> **Task to carry out**:
Reproduce each line from the records that holds "docufilm".

> **Excerpted data**:
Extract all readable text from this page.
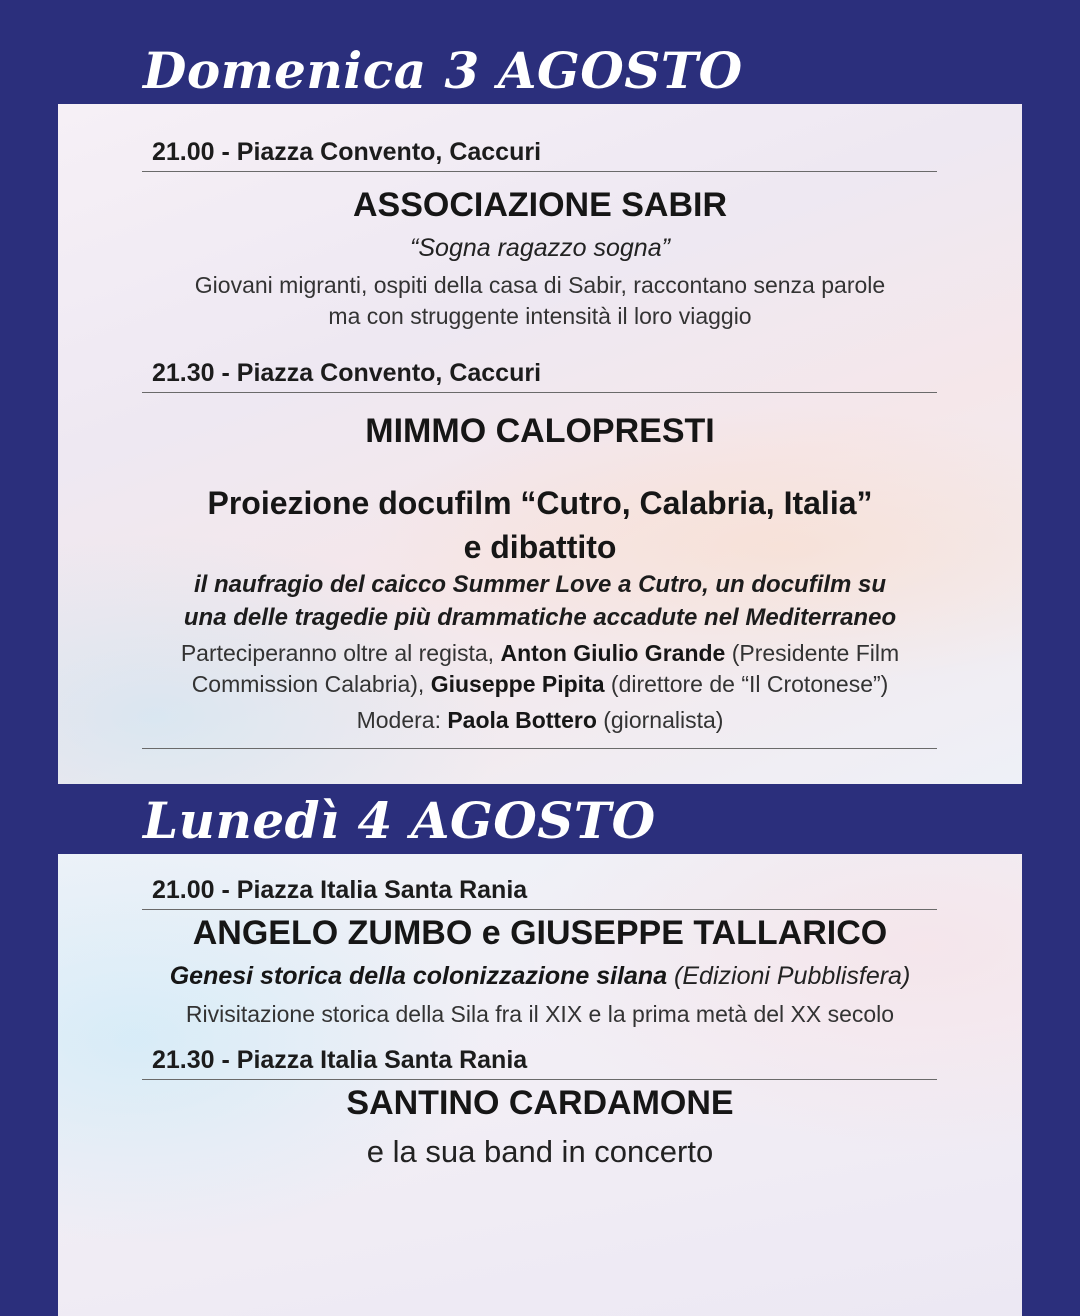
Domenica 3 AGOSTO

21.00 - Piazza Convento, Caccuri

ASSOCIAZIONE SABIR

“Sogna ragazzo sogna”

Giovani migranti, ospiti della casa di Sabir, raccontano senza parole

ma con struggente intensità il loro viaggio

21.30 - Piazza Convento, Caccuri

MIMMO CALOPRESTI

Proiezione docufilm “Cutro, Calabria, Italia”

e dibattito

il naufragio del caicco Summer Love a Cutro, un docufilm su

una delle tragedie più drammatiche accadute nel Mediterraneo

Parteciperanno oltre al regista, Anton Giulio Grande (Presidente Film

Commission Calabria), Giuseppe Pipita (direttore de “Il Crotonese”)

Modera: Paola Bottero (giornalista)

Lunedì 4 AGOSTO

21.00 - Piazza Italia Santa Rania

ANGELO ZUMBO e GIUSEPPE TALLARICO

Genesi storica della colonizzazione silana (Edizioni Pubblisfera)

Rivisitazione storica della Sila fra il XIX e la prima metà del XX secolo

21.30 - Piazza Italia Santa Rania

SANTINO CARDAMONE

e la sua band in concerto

> **Response area**:
Proiezione docufilm “Cutro, Calabria, Italia”
il naufragio del caicco Summer Love a Cutro, un docufilm su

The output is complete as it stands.